- Stated problem
Every line below is to be copied exactly, with the pictures left out.
>> start
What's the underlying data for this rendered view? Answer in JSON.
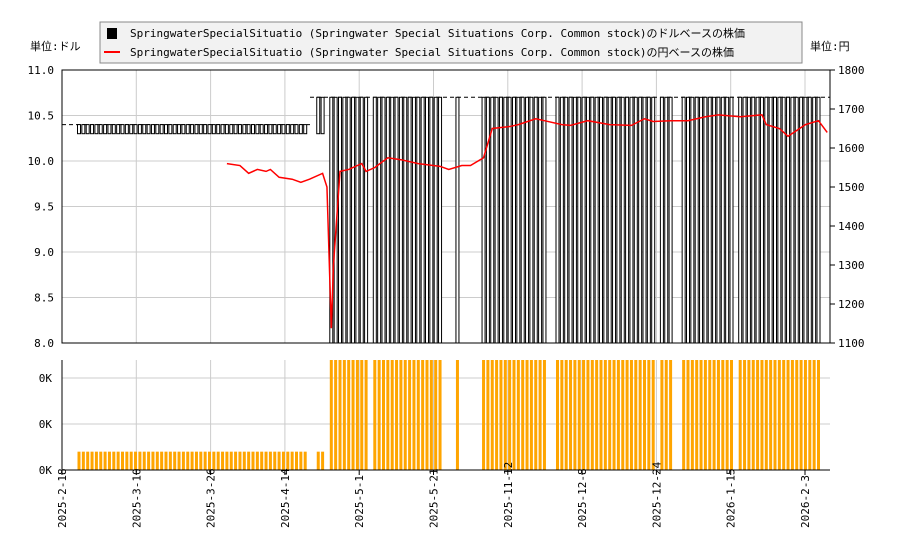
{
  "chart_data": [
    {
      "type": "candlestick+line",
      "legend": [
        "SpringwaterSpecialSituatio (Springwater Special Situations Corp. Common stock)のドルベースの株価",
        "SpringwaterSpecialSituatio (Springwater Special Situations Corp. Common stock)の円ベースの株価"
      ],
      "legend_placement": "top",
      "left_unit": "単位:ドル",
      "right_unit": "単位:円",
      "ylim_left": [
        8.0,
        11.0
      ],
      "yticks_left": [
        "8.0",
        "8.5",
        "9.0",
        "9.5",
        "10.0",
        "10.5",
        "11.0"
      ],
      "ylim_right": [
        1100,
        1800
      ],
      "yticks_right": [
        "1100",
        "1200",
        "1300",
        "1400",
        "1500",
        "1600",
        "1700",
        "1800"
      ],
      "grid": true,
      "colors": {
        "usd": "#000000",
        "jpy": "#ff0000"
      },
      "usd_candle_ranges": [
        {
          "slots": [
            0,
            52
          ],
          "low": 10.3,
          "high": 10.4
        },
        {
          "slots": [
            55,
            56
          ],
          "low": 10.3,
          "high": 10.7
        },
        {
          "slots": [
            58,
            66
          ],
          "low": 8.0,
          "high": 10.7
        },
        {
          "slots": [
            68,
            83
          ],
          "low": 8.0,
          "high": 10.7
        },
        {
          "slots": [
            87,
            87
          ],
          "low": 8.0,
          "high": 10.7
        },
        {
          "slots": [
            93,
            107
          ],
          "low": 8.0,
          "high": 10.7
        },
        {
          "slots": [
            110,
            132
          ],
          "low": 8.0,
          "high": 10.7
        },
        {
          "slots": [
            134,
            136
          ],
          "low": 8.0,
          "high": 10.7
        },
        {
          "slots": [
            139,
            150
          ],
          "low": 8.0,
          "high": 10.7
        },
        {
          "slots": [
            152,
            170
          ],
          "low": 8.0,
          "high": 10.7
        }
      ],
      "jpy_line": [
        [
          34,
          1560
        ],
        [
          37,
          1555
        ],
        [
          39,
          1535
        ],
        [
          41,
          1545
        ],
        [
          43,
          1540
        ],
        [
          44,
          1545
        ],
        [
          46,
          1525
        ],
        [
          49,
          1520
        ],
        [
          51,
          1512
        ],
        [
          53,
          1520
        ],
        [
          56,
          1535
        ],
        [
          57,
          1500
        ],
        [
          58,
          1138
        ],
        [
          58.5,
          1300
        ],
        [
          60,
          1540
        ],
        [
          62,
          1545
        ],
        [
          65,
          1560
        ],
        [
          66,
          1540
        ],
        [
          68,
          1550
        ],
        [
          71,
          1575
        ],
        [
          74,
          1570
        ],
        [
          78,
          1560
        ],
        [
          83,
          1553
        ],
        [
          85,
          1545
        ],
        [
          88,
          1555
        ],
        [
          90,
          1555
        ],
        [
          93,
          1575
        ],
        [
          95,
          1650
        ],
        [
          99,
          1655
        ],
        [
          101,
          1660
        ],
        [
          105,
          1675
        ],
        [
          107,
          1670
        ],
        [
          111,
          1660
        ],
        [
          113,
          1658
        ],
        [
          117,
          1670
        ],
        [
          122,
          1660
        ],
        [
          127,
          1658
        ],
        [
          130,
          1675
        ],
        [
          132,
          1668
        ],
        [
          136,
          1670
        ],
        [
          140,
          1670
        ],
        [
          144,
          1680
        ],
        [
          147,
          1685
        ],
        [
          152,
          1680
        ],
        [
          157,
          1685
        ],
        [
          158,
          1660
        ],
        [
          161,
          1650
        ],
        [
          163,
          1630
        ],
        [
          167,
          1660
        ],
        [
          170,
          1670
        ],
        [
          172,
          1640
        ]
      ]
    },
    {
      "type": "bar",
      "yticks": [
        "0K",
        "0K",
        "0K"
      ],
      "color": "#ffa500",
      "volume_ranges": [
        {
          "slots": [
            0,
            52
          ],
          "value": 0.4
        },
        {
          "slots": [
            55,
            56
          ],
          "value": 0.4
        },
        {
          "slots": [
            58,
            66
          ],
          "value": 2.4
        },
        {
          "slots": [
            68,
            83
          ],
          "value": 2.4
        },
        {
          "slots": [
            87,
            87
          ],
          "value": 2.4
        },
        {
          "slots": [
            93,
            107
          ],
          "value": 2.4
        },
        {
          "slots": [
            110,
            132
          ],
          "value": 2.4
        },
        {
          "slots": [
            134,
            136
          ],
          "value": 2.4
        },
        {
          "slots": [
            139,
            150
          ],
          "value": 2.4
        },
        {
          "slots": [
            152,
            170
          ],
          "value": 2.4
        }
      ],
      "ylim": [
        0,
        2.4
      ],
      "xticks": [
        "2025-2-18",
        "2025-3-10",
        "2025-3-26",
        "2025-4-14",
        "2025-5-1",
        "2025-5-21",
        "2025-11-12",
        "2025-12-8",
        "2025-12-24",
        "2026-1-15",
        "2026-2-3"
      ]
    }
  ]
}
>> end
- Task solution
What's the underlying data for this rendered view? Answer in JSON.
{
  "chart_data": [
    {
      "type": "candlestick+line",
      "legend": [
        "SpringwaterSpecialSituatio (Springwater Special Situations Corp. Common stock)のドルベースの株価",
        "SpringwaterSpecialSituatio (Springwater Special Situations Corp. Common stock)の円ベースの株価"
      ],
      "legend_placement": "top",
      "left_unit": "単位:ドル",
      "right_unit": "単位:円",
      "ylim_left": [
        8.0,
        11.0
      ],
      "yticks_left": [
        "8.0",
        "8.5",
        "9.0",
        "9.5",
        "10.0",
        "10.5",
        "11.0"
      ],
      "ylim_right": [
        1100,
        1800
      ],
      "yticks_right": [
        "1100",
        "1200",
        "1300",
        "1400",
        "1500",
        "1600",
        "1700",
        "1800"
      ],
      "grid": true,
      "colors": {
        "usd": "#000000",
        "jpy": "#ff0000"
      },
      "usd_candle_ranges": [
        {
          "slots": [
            0,
            52
          ],
          "low": 10.3,
          "high": 10.4
        },
        {
          "slots": [
            55,
            56
          ],
          "low": 10.3,
          "high": 10.7
        },
        {
          "slots": [
            58,
            66
          ],
          "low": 8.0,
          "high": 10.7
        },
        {
          "slots": [
            68,
            83
          ],
          "low": 8.0,
          "high": 10.7
        },
        {
          "slots": [
            87,
            87
          ],
          "low": 8.0,
          "high": 10.7
        },
        {
          "slots": [
            93,
            107
          ],
          "low": 8.0,
          "high": 10.7
        },
        {
          "slots": [
            110,
            132
          ],
          "low": 8.0,
          "high": 10.7
        },
        {
          "slots": [
            134,
            136
          ],
          "low": 8.0,
          "high": 10.7
        },
        {
          "slots": [
            139,
            150
          ],
          "low": 8.0,
          "high": 10.7
        },
        {
          "slots": [
            152,
            170
          ],
          "low": 8.0,
          "high": 10.7
        }
      ],
      "jpy_line": [
        [
          34,
          1560
        ],
        [
          37,
          1555
        ],
        [
          39,
          1535
        ],
        [
          41,
          1545
        ],
        [
          43,
          1540
        ],
        [
          44,
          1545
        ],
        [
          46,
          1525
        ],
        [
          49,
          1520
        ],
        [
          51,
          1512
        ],
        [
          53,
          1520
        ],
        [
          56,
          1535
        ],
        [
          57,
          1500
        ],
        [
          58,
          1138
        ],
        [
          58.5,
          1300
        ],
        [
          60,
          1540
        ],
        [
          62,
          1545
        ],
        [
          65,
          1560
        ],
        [
          66,
          1540
        ],
        [
          68,
          1550
        ],
        [
          71,
          1575
        ],
        [
          74,
          1570
        ],
        [
          78,
          1560
        ],
        [
          83,
          1553
        ],
        [
          85,
          1545
        ],
        [
          88,
          1555
        ],
        [
          90,
          1555
        ],
        [
          93,
          1575
        ],
        [
          95,
          1650
        ],
        [
          99,
          1655
        ],
        [
          101,
          1660
        ],
        [
          105,
          1675
        ],
        [
          107,
          1670
        ],
        [
          111,
          1660
        ],
        [
          113,
          1658
        ],
        [
          117,
          1670
        ],
        [
          122,
          1660
        ],
        [
          127,
          1658
        ],
        [
          130,
          1675
        ],
        [
          132,
          1668
        ],
        [
          136,
          1670
        ],
        [
          140,
          1670
        ],
        [
          144,
          1680
        ],
        [
          147,
          1685
        ],
        [
          152,
          1680
        ],
        [
          157,
          1685
        ],
        [
          158,
          1660
        ],
        [
          161,
          1650
        ],
        [
          163,
          1630
        ],
        [
          167,
          1660
        ],
        [
          170,
          1670
        ],
        [
          172,
          1640
        ]
      ]
    },
    {
      "type": "bar",
      "yticks": [
        "0K",
        "0K",
        "0K"
      ],
      "color": "#ffa500",
      "volume_ranges": [
        {
          "slots": [
            0,
            52
          ],
          "value": 0.4
        },
        {
          "slots": [
            55,
            56
          ],
          "value": 0.4
        },
        {
          "slots": [
            58,
            66
          ],
          "value": 2.4
        },
        {
          "slots": [
            68,
            83
          ],
          "value": 2.4
        },
        {
          "slots": [
            87,
            87
          ],
          "value": 2.4
        },
        {
          "slots": [
            93,
            107
          ],
          "value": 2.4
        },
        {
          "slots": [
            110,
            132
          ],
          "value": 2.4
        },
        {
          "slots": [
            134,
            136
          ],
          "value": 2.4
        },
        {
          "slots": [
            139,
            150
          ],
          "value": 2.4
        },
        {
          "slots": [
            152,
            170
          ],
          "value": 2.4
        }
      ],
      "ylim": [
        0,
        2.4
      ],
      "xticks": [
        "2025-2-18",
        "2025-3-10",
        "2025-3-26",
        "2025-4-14",
        "2025-5-1",
        "2025-5-21",
        "2025-11-12",
        "2025-12-8",
        "2025-12-24",
        "2026-1-15",
        "2026-2-3"
      ]
    }
  ]
}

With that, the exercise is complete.